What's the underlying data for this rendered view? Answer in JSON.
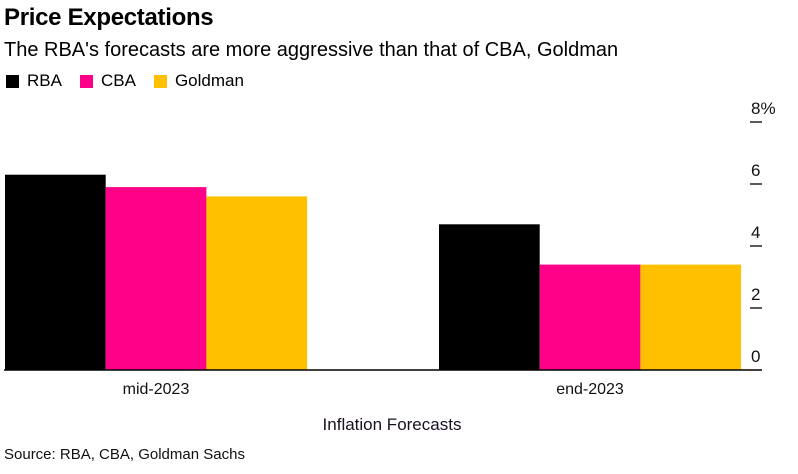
{
  "chart_data": {
    "type": "bar",
    "title": "Price Expectations",
    "subtitle": "The RBA's forecasts are more aggressive than that of CBA, Goldman",
    "xlabel": "Inflation Forecasts",
    "ylabel": "",
    "categories": [
      "mid-2023",
      "end-2023"
    ],
    "series": [
      {
        "name": "RBA",
        "color": "#000000",
        "values": [
          6.3,
          4.7
        ]
      },
      {
        "name": "CBA",
        "color": "#ff0088",
        "values": [
          5.9,
          3.4
        ]
      },
      {
        "name": "Goldman",
        "color": "#ffc000",
        "values": [
          5.6,
          3.4
        ]
      }
    ],
    "ylim": [
      0,
      8
    ],
    "yticks": [
      0,
      2,
      4,
      6,
      8
    ],
    "ytick_labels": [
      "0",
      "2",
      "4",
      "6",
      "8%"
    ],
    "yaxis_position": "right",
    "grid": false,
    "legend_position": "top-left",
    "source": "Source: RBA, CBA, Goldman Sachs"
  }
}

========

Omit the pictures, and quote the material above exactly as given.

What's the underlying data for this rendered view? Answer in JSON.
{
  "chart_data": {
    "type": "bar",
    "title": "Price Expectations",
    "subtitle": "The RBA's forecasts are more aggressive than that of CBA, Goldman",
    "xlabel": "Inflation Forecasts",
    "ylabel": "",
    "categories": [
      "mid-2023",
      "end-2023"
    ],
    "series": [
      {
        "name": "RBA",
        "color": "#000000",
        "values": [
          6.3,
          4.7
        ]
      },
      {
        "name": "CBA",
        "color": "#ff0088",
        "values": [
          5.9,
          3.4
        ]
      },
      {
        "name": "Goldman",
        "color": "#ffc000",
        "values": [
          5.6,
          3.4
        ]
      }
    ],
    "ylim": [
      0,
      8
    ],
    "yticks": [
      0,
      2,
      4,
      6,
      8
    ],
    "ytick_labels": [
      "0",
      "2",
      "4",
      "6",
      "8%"
    ],
    "yaxis_position": "right",
    "grid": false,
    "legend_position": "top-left",
    "source": "Source: RBA, CBA, Goldman Sachs"
  }
}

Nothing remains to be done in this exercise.